Mas para demonstrar o
fragoroso fracasso do Estado brasileiro ainda falta o fator da impunidade e de
outro que falarei mais à frente. A impunidade não só é um mal que prestigia o
mal original, como também gera a perigosa cultura da vantagem pessoal. Ora se
outros se safam impunes eu também poderei sair impune, ou seja, eu também quero
esse benefício concedido historicamente aos que tiveram acesso ao poder ou ao
muito dinheiro.
A pressão social, no Brasil,
ao invés de acabar com a impunidade e a corrupção alargou a abrangência destes
entre os agentes públicos administrativos e políticos. No entanto os
lesa-pátria estão incomodados com os baderneiros nas manifestações populares.
Claro, eles não querem os holofotes apontando para a verdadeira baderna que
eles fazem com as finanças públicas. Eles que negam ao cidadão mais modesto a
oportunidade de ter dignidade social, sem a qual a dignidade humana fica
relegada a uma simples teoria.
Já o outro fator, o
ingrediente final, a cereja do chantilly do comprovado fracasso retumbante do
Estado brasileiro é a propagação pelas autoridades, constituídas para promover
a saúde, a segurança e a educação de que lhes faltam os recursos necessários
para cumprir o seu dever, para oferecer ao cidadão os direitos essenciais que
dão sentido a formação de uma sociedade civilizada, governada por um Estado
democrático de direito.

◆ **TRECHOS DOS REGISTROS**:
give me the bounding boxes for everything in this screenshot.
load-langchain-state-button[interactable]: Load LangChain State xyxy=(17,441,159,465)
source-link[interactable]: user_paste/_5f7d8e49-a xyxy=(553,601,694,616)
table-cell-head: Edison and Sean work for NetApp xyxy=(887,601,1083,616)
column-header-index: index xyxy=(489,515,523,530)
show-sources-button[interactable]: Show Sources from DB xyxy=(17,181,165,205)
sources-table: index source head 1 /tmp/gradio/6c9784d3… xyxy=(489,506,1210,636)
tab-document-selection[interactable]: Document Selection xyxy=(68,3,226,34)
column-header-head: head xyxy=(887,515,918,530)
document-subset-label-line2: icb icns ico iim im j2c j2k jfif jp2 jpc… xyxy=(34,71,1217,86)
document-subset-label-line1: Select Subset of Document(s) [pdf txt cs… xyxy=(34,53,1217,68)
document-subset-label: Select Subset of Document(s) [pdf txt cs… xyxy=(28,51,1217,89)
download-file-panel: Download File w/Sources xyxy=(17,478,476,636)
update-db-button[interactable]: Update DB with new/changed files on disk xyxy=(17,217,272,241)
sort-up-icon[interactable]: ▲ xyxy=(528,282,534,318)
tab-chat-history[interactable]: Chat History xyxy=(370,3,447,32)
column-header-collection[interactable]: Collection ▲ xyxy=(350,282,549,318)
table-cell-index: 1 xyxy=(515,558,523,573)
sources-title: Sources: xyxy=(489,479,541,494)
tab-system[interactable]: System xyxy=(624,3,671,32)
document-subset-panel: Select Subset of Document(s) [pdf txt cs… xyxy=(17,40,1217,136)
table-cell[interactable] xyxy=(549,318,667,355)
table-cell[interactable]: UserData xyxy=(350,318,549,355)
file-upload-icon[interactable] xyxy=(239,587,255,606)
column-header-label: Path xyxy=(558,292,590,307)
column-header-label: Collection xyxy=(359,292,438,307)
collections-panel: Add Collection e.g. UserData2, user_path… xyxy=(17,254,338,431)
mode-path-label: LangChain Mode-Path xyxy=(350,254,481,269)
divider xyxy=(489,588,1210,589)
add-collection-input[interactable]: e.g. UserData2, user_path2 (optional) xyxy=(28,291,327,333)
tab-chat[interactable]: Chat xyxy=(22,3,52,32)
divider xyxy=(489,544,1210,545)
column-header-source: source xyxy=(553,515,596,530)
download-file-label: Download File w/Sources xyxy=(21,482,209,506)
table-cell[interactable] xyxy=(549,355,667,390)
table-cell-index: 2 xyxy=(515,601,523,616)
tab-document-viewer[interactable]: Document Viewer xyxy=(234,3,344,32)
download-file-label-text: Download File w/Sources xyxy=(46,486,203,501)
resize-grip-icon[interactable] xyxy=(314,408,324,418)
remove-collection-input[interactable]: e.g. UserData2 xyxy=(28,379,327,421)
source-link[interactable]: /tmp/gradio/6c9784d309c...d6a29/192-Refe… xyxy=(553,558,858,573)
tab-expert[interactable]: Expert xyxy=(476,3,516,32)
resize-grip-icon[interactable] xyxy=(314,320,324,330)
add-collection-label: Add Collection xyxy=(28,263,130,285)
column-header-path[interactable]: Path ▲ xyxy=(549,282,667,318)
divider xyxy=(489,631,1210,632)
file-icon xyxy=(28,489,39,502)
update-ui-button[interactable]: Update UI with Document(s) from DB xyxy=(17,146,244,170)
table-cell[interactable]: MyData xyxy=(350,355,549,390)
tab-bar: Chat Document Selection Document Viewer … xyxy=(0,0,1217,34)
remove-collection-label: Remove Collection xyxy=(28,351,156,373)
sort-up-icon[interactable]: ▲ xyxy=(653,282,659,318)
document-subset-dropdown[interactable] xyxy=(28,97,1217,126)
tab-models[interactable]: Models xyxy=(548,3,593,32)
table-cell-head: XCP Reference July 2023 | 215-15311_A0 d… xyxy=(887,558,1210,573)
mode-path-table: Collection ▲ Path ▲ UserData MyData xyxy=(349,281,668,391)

◆ **TAREFAS A FAZER**:
1. No texto sobre o fracasso do Estado brasileiro, que cultura perigosa a impunidade gera?
2. Prolongue o texto sobre o fracasso do Estado brasileiro a partir do ponto em que ele termina.
Os registros não entram em nada disto.

◆ **RESPOSTAS**:
1. A cultura da vantagem pessoal.

2.
O carimbo do fracasso
aparece quando vemos um chefe de Estado (seja presidente ou governador) dizer
que não tem recursos suficientes para a saúde e a educação. Quando vemos um
gestor da pasta da saúde dizer que existe a grande demanda porque o povo adoece
demais ou que está vivendo mais – porém não vive melhor, por causa exatamente
da ineficiente política estatal de saúde. Quando o governo diz que no Brasil
não há médicos suficientes para atender a população.
Quando vemos os chefes ou
comandantes de polícia a toda hora falarem que não existem policiais
suficientes para dar segurança à população, mas “vão fazer um remanejamento de
policiais” para determinada área. Esses brilhantes “estadistas” vão tirar
policiais de onde? Dos 2 % que estão lotados em outros órgãos? Ora a defasagem
de efetivo é de 100 %, em geral. O mesmo acontece com relação a juízes e
promotores. Os processos se arrastam lentamente, ora em desfavor da sociedade,
nos crimes, ora em desfavor dos cidadãos, na área cível. Além do atraso doloso
do Estado – leia-se, gestores mal intencionados - em cumprir com a sua
responsabilidade de pagar os valores devidos.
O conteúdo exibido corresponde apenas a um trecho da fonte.